Items >>
▬▬▬▬▬▬

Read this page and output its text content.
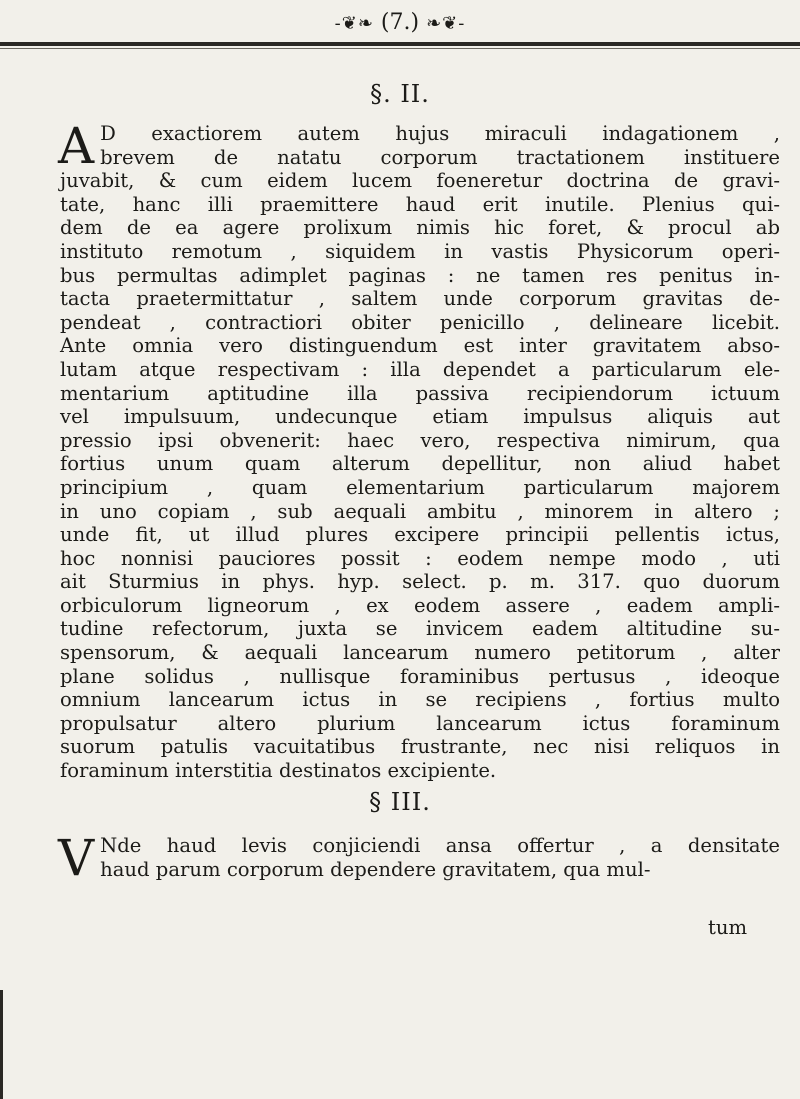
-❦❧ (7.) ❧❦-
§. II.
A D exactiorem autem hujus miraculi indagationem ,
brevem de natatu corporum tractationem instituere
juvabit, & cum eidem lucem foeneretur doctrina de gravi-
tate, hanc illi praemittere haud erit inutile. Plenius qui-
dem de ea agere prolixum nimis hic foret, & procul ab
instituto remotum , siquidem in vastis Physicorum operi-
bus permultas adimplet paginas : ne tamen res penitus in-
tacta praetermittatur , saltem unde corporum gravitas de-
pendeat , contractiori obiter penicillo , delineare licebit.
Ante omnia vero distinguendum est inter gravitatem abso-
lutam atque respectivam : illa dependet a particularum ele-
mentarium aptitudine illa passiva recipiendorum ictuum
vel impulsuum, undecunque etiam impulsus aliquis aut
pressio ipsi obvenerit: haec vero, respectiva nimirum, qua
fortius unum quam alterum depellitur, non aliud habet
principium , quam elementarium particularum majorem
in uno copiam , sub aequali ambitu , minorem in altero ;
unde fit, ut illud plures excipere principii pellentis ictus,
hoc nonnisi pauciores possit : eodem nempe modo , uti
ait Sturmius in phys. hyp. select. p. m. 317. quo duorum
orbiculorum ligneorum , ex eodem assere , eadem ampli-
tudine refectorum, juxta se invicem eadem altitudine su-
spensorum, & aequali lancearum numero petitorum , alter
plane solidus , nullisque foraminibus pertusus , ideoque
omnium lancearum ictus in se recipiens , fortius multo
propulsatur altero plurium lancearum ictus foraminum
suorum patulis vacuitatibus frustrante, nec nisi reliquos in
foraminum interstitia destinatos excipiente.
§ III.
V Nde haud levis conjiciendi ansa offertur , a densitate
haud parum corporum dependere gravitatem, qua mul-
tum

▬▬▬▬▬▬

Your objective >> Go through the material above and print all of it exactly, except the pictures.

Written reply >>
Read this page and output its text content.
-❦❧ (7.) ❧❦-
§. II.
A D exactiorem autem hujus miraculi indagationem ,
brevem de natatu corporum tractationem instituere
juvabit, & cum eidem lucem foeneretur doctrina de gravi-
tate, hanc illi praemittere haud erit inutile. Plenius qui-
dem de ea agere prolixum nimis hic foret, & procul ab
instituto remotum , siquidem in vastis Physicorum operi-
bus permultas adimplet paginas : ne tamen res penitus in-
tacta praetermittatur , saltem unde corporum gravitas de-
pendeat , contractiori obiter penicillo , delineare licebit.
Ante omnia vero distinguendum est inter gravitatem abso-
lutam atque respectivam : illa dependet a particularum ele-
mentarium aptitudine illa passiva recipiendorum ictuum
vel impulsuum, undecunque etiam impulsus aliquis aut
pressio ipsi obvenerit: haec vero, respectiva nimirum, qua
fortius unum quam alterum depellitur, non aliud habet
principium , quam elementarium particularum majorem
in uno copiam , sub aequali ambitu , minorem in altero ;
unde fit, ut illud plures excipere principii pellentis ictus,
hoc nonnisi pauciores possit : eodem nempe modo , uti
ait Sturmius in phys. hyp. select. p. m. 317. quo duorum
orbiculorum ligneorum , ex eodem assere , eadem ampli-
tudine refectorum, juxta se invicem eadem altitudine su-
spensorum, & aequali lancearum numero petitorum , alter
plane solidus , nullisque foraminibus pertusus , ideoque
omnium lancearum ictus in se recipiens , fortius multo
propulsatur altero plurium lancearum ictus foraminum
suorum patulis vacuitatibus frustrante, nec nisi reliquos in
foraminum interstitia destinatos excipiente.
§ III.
V Nde haud levis conjiciendi ansa offertur , a densitate
haud parum corporum dependere gravitatem, qua mul-
tum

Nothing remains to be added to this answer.